The problem: All of the listing below must be repeated word for word. Pictures are the only thing to omit.

Dataset items
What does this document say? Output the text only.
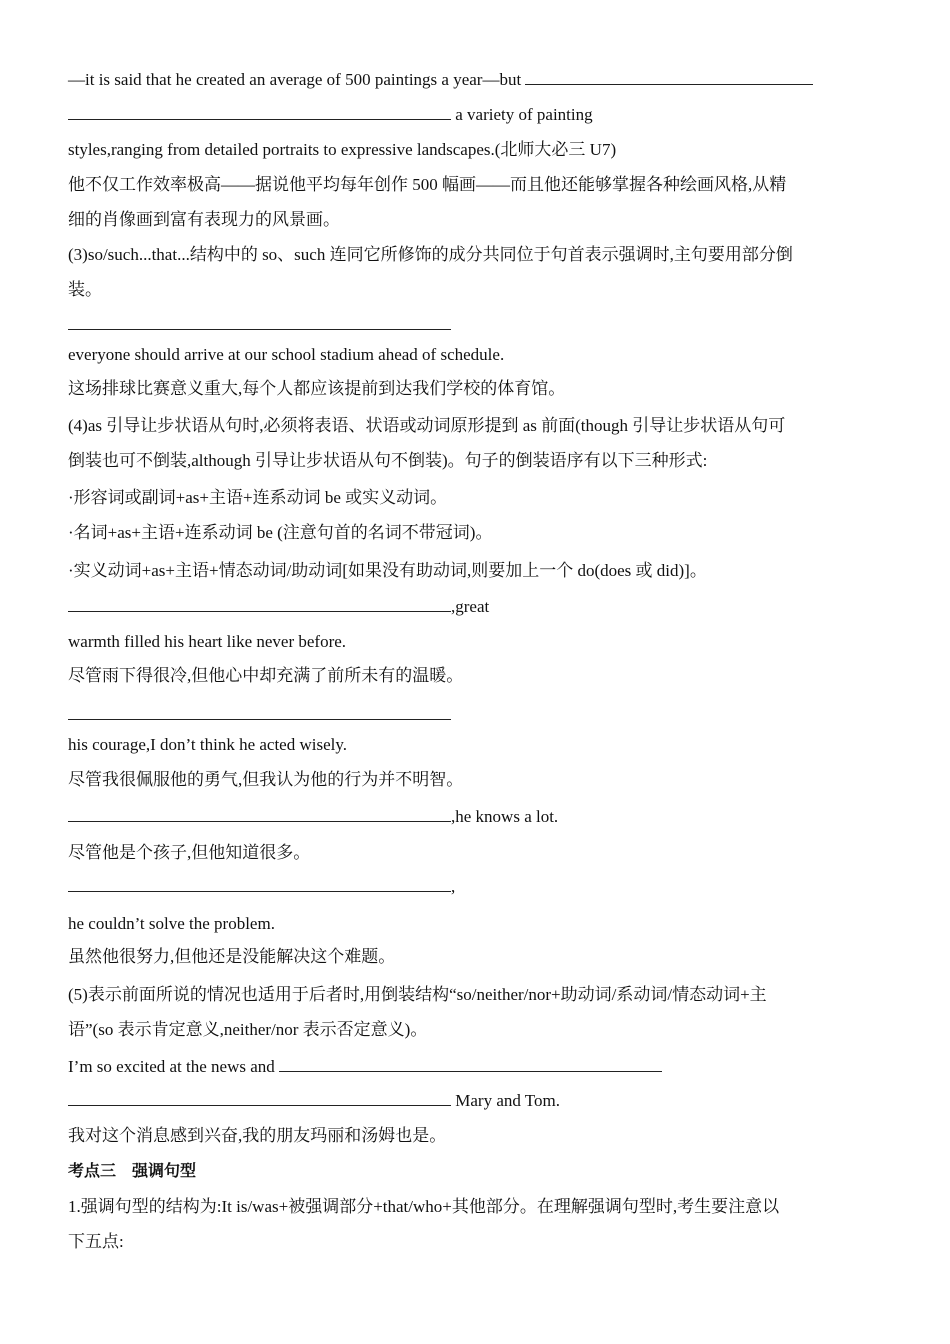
—it is said that he created an average of 500 paintings a year—but
a variety of painting
styles,ranging from detailed portraits to expressive landscapes.(北师大必三 U7)
他不仅工作效率极高——据说他平均每年创作 500 幅画——而且他还能够掌握各种绘画风格,从精
细的肖像画到富有表现力的风景画。
(3)so/such...that...结构中的 so、such 连同它所修饰的成分共同位于句首表示强调时,主句要用部分倒
装。
everyone should arrive at our school stadium ahead of schedule.
这场排球比赛意义重大,每个人都应该提前到达我们学校的体育馆。
(4)as 引导让步状语从句时,必须将表语、状语或动词原形提到 as 前面(though 引导让步状语从句可
倒装也可不倒装,although 引导让步状语从句不倒装)。句子的倒装语序有以下三种形式:
·形容词或副词+as+主语+连系动词 be 或实义动词。
·名词+as+主语+连系动词 be (注意句首的名词不带冠词)。
·实义动词+as+主语+情态动词/助动词[如果没有助动词,则要加上一个 do(does 或 did)]。
,great
warmth filled his heart like never before.
尽管雨下得很冷,但他心中却充满了前所未有的温暖。
his courage,I don’t think he acted wisely.
尽管我很佩服他的勇气,但我认为他的行为并不明智。
,he knows a lot.
尽管他是个孩子,但他知道很多。
,
he couldn’t solve the problem.
虽然他很努力,但他还是没能解决这个难题。
(5)表示前面所说的情况也适用于后者时,用倒装结构“so/neither/nor+助动词/系动词/情态动词+主
语”(so 表示肯定意义,neither/nor 表示否定意义)。
I’m so excited at the news and
Mary and Tom.
我对这个消息感到兴奋,我的朋友玛丽和汤姆也是。
考点三　强调句型
1.强调句型的结构为:It is/was+被强调部分+that/who+其他部分。在理解强调句型时,考生要注意以
下五点:
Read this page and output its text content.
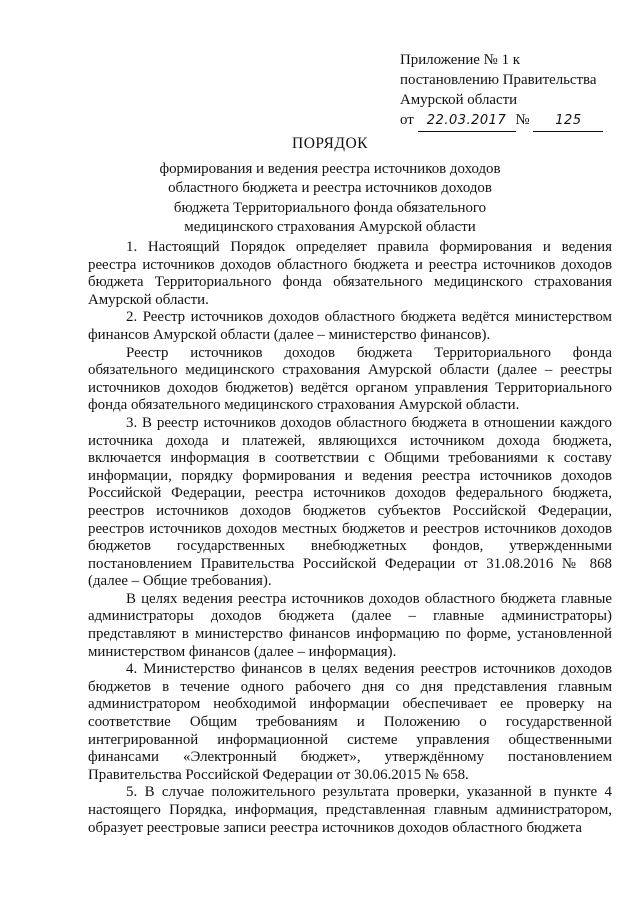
Приложение № 1 к
постановлению Правительства
Амурской области
от 22.03.2017 № 125
ПОРЯДОК
формирования и ведения реестра источников доходов
областного бюджета и реестра источников доходов
бюджета Территориального фонда обязательного
медицинского страхования Амурской области

1. Настоящий Порядок определяет правила формирования и ведения реестра источников доходов областного бюджета и реестра источников доходов бюджета Территориального фонда обязательного медицинского страхования Амурской области.

2. Реестр источников доходов областного бюджета ведётся министерством финансов Амурской области (далее – министерство финансов).

Реестр источников доходов бюджета Территориального фонда обязательного медицинского страхования Амурской области (далее – реестры источников доходов бюджетов) ведётся органом управления Территориального фонда обязательного медицинского страхования Амурской области.

3. В реестр источников доходов областного бюджета в отношении каждого источника дохода и платежей, являющихся источником дохода бюджета, включается информация в соответствии с Общими требованиями к составу информации, порядку формирования и ведения реестра источников доходов Российской Федерации, реестра источников доходов федерального бюджета, реестров источников доходов бюджетов субъектов Российской Федерации, реестров источников доходов местных бюджетов и реестров источников доходов бюджетов государственных внебюджетных фондов, утвержденными постановлением Правительства Российской Федерации от 31.08.2016 № 868 (далее – Общие требования).

В целях ведения реестра источников доходов областного бюджета главные администраторы доходов бюджета (далее – главные администраторы) представляют в министерство финансов информацию по форме, установленной министерством финансов (далее – информация).

4. Министерство финансов в целях ведения реестров источников доходов бюджетов в течение одного рабочего дня со дня представления главным администратором необходимой информации обеспечивает ее проверку на соответствие Общим требованиям и Положению о государственной интегрированной информационной системе управления общественными финансами «Электронный бюджет», утверждённому постановлением Правительства Российской Федерации от 30.06.2015 № 658.

5. В случае положительного результата проверки, указанной в пункте 4 настоящего Порядка, информация, представленная главным администратором, образует реестровые записи реестра источников доходов областного бюджета
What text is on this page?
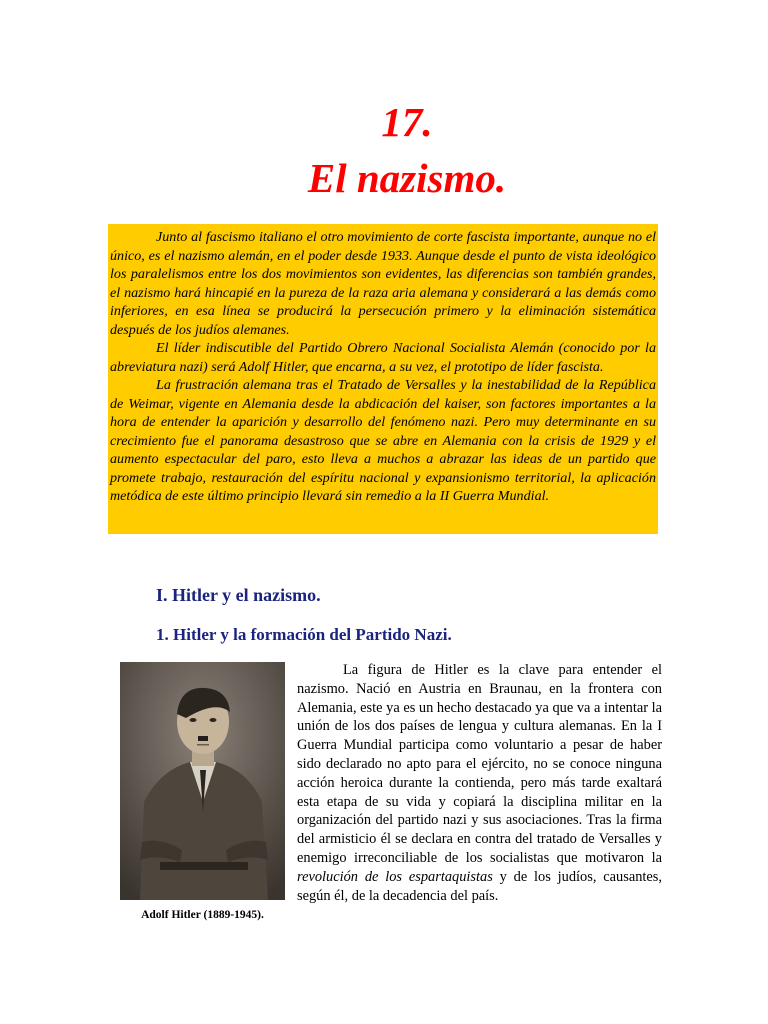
17.
El nazismo.

Junto al fascismo italiano el otro movimiento de corte fascista importante, aunque no el único, es el nazismo alemán, en el poder desde 1933. Aunque desde el punto de vista ideológico los paralelismos entre los dos movimientos son evidentes, las diferencias son también grandes, el nazismo hará hincapié en la pureza de la raza aria alemana y considerará a las demás como inferiores, en esa línea se producirá la persecución primero y la eliminación sistemática después de los judíos alemanes.

El líder indiscutible del Partido Obrero Nacional Socialista Alemán (conocido por la abreviatura nazi) será Adolf Hitler, que encarna, a su vez, el prototipo de líder fascista.

La frustración alemana tras el Tratado de Versalles y la inestabilidad de la República de Weimar, vigente en Alemania desde la abdicación del kaiser, son factores importantes a la hora de entender la aparición y desarrollo del fenómeno nazi. Pero muy determinante en su crecimiento fue el panorama desastroso que se abre en Alemania con la crisis de 1929 y el aumento espectacular del paro, esto lleva a muchos a abrazar las ideas de un partido que promete trabajo, restauración del espíritu nacional y expansionismo territorial, la aplicación metódica de este último principio llevará sin remedio a la II Guerra Mundial.

I. Hitler y el nazismo.
1. Hitler y la formación del Partido Nazi.
Adolf Hitler (1889-1945).
La figura de Hitler es la clave para entender el nazismo. Nació en Austria en Braunau, en la frontera con Alemania, este ya es un hecho destacado ya que va a intentar la unión de los dos países de lengua y cultura alemanas. En la I Guerra Mundial participa como voluntario a pesar de haber sido declarado no apto para el ejército, no se conoce ninguna acción heroica durante la contienda, pero más tarde exaltará esta etapa de su vida y copiará la disciplina militar en la organización del partido nazi y sus asociaciones. Tras la firma del armisticio él se declara en contra del tratado de Versalles y enemigo irreconciliable de los socialistas que motivaron la revolución de los espartaquistas y de los judíos, causantes, según él, de la decadencia del país.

Written answer:
What does this document say? Output the text only.
—it is said that he created an average of 500 paintings a year—but
a variety of painting
styles,ranging from detailed portraits to expressive landscapes.(北师大必三 U7)
他不仅工作效率极高——据说他平均每年创作 500 幅画——而且他还能够掌握各种绘画风格,从精
细的肖像画到富有表现力的风景画。
(3)so/such...that...结构中的 so、such 连同它所修饰的成分共同位于句首表示强调时,主句要用部分倒
装。
everyone should arrive at our school stadium ahead of schedule.
这场排球比赛意义重大,每个人都应该提前到达我们学校的体育馆。
(4)as 引导让步状语从句时,必须将表语、状语或动词原形提到 as 前面(though 引导让步状语从句可
倒装也可不倒装,although 引导让步状语从句不倒装)。句子的倒装语序有以下三种形式:
·形容词或副词+as+主语+连系动词 be 或实义动词。
·名词+as+主语+连系动词 be (注意句首的名词不带冠词)。
·实义动词+as+主语+情态动词/助动词[如果没有助动词,则要加上一个 do(does 或 did)]。
,great
warmth filled his heart like never before.
尽管雨下得很冷,但他心中却充满了前所未有的温暖。
his courage,I don’t think he acted wisely.
尽管我很佩服他的勇气,但我认为他的行为并不明智。
,he knows a lot.
尽管他是个孩子,但他知道很多。
,
he couldn’t solve the problem.
虽然他很努力,但他还是没能解决这个难题。
(5)表示前面所说的情况也适用于后者时,用倒装结构“so/neither/nor+助动词/系动词/情态动词+主
语”(so 表示肯定意义,neither/nor 表示否定意义)。
I’m so excited at the news and
Mary and Tom.
我对这个消息感到兴奋,我的朋友玛丽和汤姆也是。
考点三　强调句型
1.强调句型的结构为:It is/was+被强调部分+that/who+其他部分。在理解强调句型时,考生要注意以
下五点:
Read this page and output its text content.
Приложение № 1 к
постановлению Правительства
Амурской области
от 22.03.2017 № 125
ПОРЯДОК
формирования и ведения реестра источников доходов
областного бюджета и реестра источников доходов
бюджета Территориального фонда обязательного
медицинского страхования Амурской области

1. Настоящий Порядок определяет правила формирования и ведения реестра источников доходов областного бюджета и реестра источников доходов бюджета Территориального фонда обязательного медицинского страхования Амурской области.

2. Реестр источников доходов областного бюджета ведётся министерством финансов Амурской области (далее – министерство финансов).

Реестр источников доходов бюджета Территориального фонда обязательного медицинского страхования Амурской области (далее – реестры источников доходов бюджетов) ведётся органом управления Территориального фонда обязательного медицинского страхования Амурской области.

3. В реестр источников доходов областного бюджета в отношении каждого источника дохода и платежей, являющихся источником дохода бюджета, включается информация в соответствии с Общими требованиями к составу информации, порядку формирования и ведения реестра источников доходов Российской Федерации, реестра источников доходов федерального бюджета, реестров источников доходов бюджетов субъектов Российской Федерации, реестров источников доходов местных бюджетов и реестров источников доходов бюджетов государственных внебюджетных фондов, утвержденными постановлением Правительства Российской Федерации от 31.08.2016 № 868 (далее – Общие требования).

В целях ведения реестра источников доходов областного бюджета главные администраторы доходов бюджета (далее – главные администраторы) представляют в министерство финансов информацию по форме, установленной министерством финансов (далее – информация).

4. Министерство финансов в целях ведения реестров источников доходов бюджетов в течение одного рабочего дня со дня представления главным администратором необходимой информации обеспечивает ее проверку на соответствие Общим требованиям и Положению о государственной интегрированной информационной системе управления общественными финансами «Электронный бюджет», утверждённому постановлением Правительства Российской Федерации от 30.06.2015 № 658.

5. В случае положительного результата проверки, указанной в пункте 4 настоящего Порядка, информация, представленная главным администратором, образует реестровые записи реестра источников доходов областного бюджета
What text is on this page?
17.
El nazismo.

Junto al fascismo italiano el otro movimiento de corte fascista importante, aunque no el único, es el nazismo alemán, en el poder desde 1933. Aunque desde el punto de vista ideológico los paralelismos entre los dos movimientos son evidentes, las diferencias son también grandes, el nazismo hará hincapié en la pureza de la raza aria alemana y considerará a las demás como inferiores, en esa línea se producirá la persecución primero y la eliminación sistemática después de los judíos alemanes.

El líder indiscutible del Partido Obrero Nacional Socialista Alemán (conocido por la abreviatura nazi) será Adolf Hitler, que encarna, a su vez, el prototipo de líder fascista.

La frustración alemana tras el Tratado de Versalles y la inestabilidad de la República de Weimar, vigente en Alemania desde la abdicación del kaiser, son factores importantes a la hora de entender la aparición y desarrollo del fenómeno nazi. Pero muy determinante en su crecimiento fue el panorama desastroso que se abre en Alemania con la crisis de 1929 y el aumento espectacular del paro, esto lleva a muchos a abrazar las ideas de un partido que promete trabajo, restauración del espíritu nacional y expansionismo territorial, la aplicación metódica de este último principio llevará sin remedio a la II Guerra Mundial.

I. Hitler y el nazismo.
1. Hitler y la formación del Partido Nazi.
Adolf Hitler (1889-1945).
La figura de Hitler es la clave para entender el nazismo. Nació en Austria en Braunau, en la frontera con Alemania, este ya es un hecho destacado ya que va a intentar la unión de los dos países de lengua y cultura alemanas. En la I Guerra Mundial participa como voluntario a pesar de haber sido declarado no apto para el ejército, no se conoce ninguna acción heroica durante la contienda, pero más tarde exaltará esta etapa de su vida y copiará la disciplina militar en la organización del partido nazi y sus asociaciones. Tras la firma del armisticio él se declara en contra del tratado de Versalles y enemigo irreconciliable de los socialistas que motivaron la revolución de los espartaquistas y de los judíos, causantes, según él, de la decadencia del país.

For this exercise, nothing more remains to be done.